▸ **Exercise goal**:
Reproduce verbatim the lines of the records below, starting at the first line and ending at the line that contains "histogram-series (140, 413, 228, 486)", with both ends included.

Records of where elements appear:
# # # # #
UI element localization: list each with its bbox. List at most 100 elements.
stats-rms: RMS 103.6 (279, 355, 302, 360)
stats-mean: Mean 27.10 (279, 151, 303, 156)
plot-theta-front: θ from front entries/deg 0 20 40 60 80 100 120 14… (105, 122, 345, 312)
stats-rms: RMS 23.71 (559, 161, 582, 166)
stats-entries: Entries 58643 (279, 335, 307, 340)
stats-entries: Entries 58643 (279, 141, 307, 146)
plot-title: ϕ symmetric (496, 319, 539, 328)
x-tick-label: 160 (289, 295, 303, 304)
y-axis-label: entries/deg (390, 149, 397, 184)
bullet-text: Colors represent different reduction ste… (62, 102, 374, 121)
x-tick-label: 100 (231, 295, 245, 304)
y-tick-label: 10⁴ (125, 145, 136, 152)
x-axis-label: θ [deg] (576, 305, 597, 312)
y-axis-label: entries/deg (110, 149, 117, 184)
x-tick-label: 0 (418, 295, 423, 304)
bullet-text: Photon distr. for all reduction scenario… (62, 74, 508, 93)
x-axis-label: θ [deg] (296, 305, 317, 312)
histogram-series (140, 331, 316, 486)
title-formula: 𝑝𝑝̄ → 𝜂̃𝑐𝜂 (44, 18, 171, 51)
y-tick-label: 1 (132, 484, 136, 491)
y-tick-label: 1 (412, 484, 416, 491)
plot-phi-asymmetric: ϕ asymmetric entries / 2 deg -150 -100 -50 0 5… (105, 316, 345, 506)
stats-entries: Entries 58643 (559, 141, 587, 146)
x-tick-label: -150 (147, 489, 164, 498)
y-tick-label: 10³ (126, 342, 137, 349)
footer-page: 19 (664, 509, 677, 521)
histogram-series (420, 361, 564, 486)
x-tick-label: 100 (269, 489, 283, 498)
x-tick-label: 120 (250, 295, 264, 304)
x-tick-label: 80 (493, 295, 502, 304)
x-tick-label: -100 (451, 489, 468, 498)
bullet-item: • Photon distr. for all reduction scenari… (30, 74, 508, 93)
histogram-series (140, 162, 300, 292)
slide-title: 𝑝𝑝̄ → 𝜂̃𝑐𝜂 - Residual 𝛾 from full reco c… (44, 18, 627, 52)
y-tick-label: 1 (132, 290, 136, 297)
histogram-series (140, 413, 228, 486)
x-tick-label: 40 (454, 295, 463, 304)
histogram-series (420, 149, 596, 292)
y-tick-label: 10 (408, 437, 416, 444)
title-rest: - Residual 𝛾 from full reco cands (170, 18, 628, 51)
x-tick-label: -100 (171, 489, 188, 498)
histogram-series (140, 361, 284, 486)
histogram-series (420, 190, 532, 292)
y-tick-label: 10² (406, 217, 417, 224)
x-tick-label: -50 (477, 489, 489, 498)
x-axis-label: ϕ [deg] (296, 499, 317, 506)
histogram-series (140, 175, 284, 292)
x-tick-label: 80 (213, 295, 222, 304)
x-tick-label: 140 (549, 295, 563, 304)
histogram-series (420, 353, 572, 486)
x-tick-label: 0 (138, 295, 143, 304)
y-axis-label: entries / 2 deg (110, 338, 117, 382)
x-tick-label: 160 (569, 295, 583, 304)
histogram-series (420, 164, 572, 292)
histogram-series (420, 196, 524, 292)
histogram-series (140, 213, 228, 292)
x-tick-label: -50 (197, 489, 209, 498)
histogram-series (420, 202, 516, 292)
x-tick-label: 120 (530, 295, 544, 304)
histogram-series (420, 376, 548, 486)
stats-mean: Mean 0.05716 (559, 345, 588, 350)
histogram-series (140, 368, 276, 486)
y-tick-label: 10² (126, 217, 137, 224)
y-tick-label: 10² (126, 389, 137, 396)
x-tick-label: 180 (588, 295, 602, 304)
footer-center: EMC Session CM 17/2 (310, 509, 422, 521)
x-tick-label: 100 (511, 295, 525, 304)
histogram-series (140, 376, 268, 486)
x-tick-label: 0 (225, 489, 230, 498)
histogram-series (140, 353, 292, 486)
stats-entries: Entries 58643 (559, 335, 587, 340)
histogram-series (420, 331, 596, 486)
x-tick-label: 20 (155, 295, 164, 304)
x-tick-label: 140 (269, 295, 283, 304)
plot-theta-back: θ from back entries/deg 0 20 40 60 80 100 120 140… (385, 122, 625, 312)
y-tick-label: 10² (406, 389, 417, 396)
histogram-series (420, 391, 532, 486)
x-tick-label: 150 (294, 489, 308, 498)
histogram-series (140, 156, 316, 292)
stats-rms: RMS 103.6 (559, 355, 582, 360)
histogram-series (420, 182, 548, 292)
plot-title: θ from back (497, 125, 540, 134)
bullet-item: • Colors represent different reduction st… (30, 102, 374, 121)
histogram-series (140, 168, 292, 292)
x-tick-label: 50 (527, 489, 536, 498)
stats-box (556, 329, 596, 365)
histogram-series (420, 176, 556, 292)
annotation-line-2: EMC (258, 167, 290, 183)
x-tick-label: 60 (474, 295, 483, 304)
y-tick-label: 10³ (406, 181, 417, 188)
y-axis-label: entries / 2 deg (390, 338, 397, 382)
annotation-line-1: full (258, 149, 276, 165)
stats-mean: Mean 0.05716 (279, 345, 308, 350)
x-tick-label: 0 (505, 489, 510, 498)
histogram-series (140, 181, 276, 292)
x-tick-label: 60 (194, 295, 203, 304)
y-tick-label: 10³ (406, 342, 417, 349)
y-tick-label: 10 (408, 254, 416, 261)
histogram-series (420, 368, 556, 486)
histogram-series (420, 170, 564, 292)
# # # # #
▸ **Complete answer**:
UI element localization: list each with its bbox. List at most 100 elements.
stats-rms: RMS 103.6 (279, 355, 302, 360)
stats-mean: Mean 27.10 (279, 151, 303, 156)
plot-theta-front: θ from front entries/deg 0 20 40 60 80 100 120 14… (105, 122, 345, 312)
stats-rms: RMS 23.71 (559, 161, 582, 166)
stats-entries: Entries 58643 (279, 335, 307, 340)
stats-entries: Entries 58643 (279, 141, 307, 146)
plot-title: ϕ symmetric (496, 319, 539, 328)
x-tick-label: 160 (289, 295, 303, 304)
y-axis-label: entries/deg (390, 149, 397, 184)
bullet-text: Colors represent different reduction ste… (62, 102, 374, 121)
x-tick-label: 100 (231, 295, 245, 304)
y-tick-label: 10⁴ (125, 145, 136, 152)
x-axis-label: θ [deg] (576, 305, 597, 312)
y-axis-label: entries/deg (110, 149, 117, 184)
x-tick-label: 0 (418, 295, 423, 304)
bullet-text: Photon distr. for all reduction scenario… (62, 74, 508, 93)
x-axis-label: θ [deg] (296, 305, 317, 312)
histogram-series (140, 331, 316, 486)
title-formula: 𝑝𝑝̄ → 𝜂̃𝑐𝜂 (44, 18, 171, 51)
y-tick-label: 1 (132, 484, 136, 491)
y-tick-label: 1 (412, 484, 416, 491)
plot-phi-asymmetric: ϕ asymmetric entries / 2 deg -150 -100 -50 0 5… (105, 316, 345, 506)
stats-entries: Entries 58643 (559, 141, 587, 146)
x-tick-label: -150 (147, 489, 164, 498)
y-tick-label: 10³ (126, 342, 137, 349)
footer-page: 19 (664, 509, 677, 521)
histogram-series (420, 361, 564, 486)
x-tick-label: 100 (269, 489, 283, 498)
x-tick-label: 120 (250, 295, 264, 304)
x-tick-label: 80 (493, 295, 502, 304)
x-tick-label: -100 (451, 489, 468, 498)
bullet-item: • Photon distr. for all reduction scenari… (30, 74, 508, 93)
histogram-series (140, 162, 300, 292)
slide-title: 𝑝𝑝̄ → 𝜂̃𝑐𝜂 - Residual 𝛾 from full reco c… (44, 18, 627, 52)
y-tick-label: 1 (132, 290, 136, 297)
histogram-series (140, 413, 228, 486)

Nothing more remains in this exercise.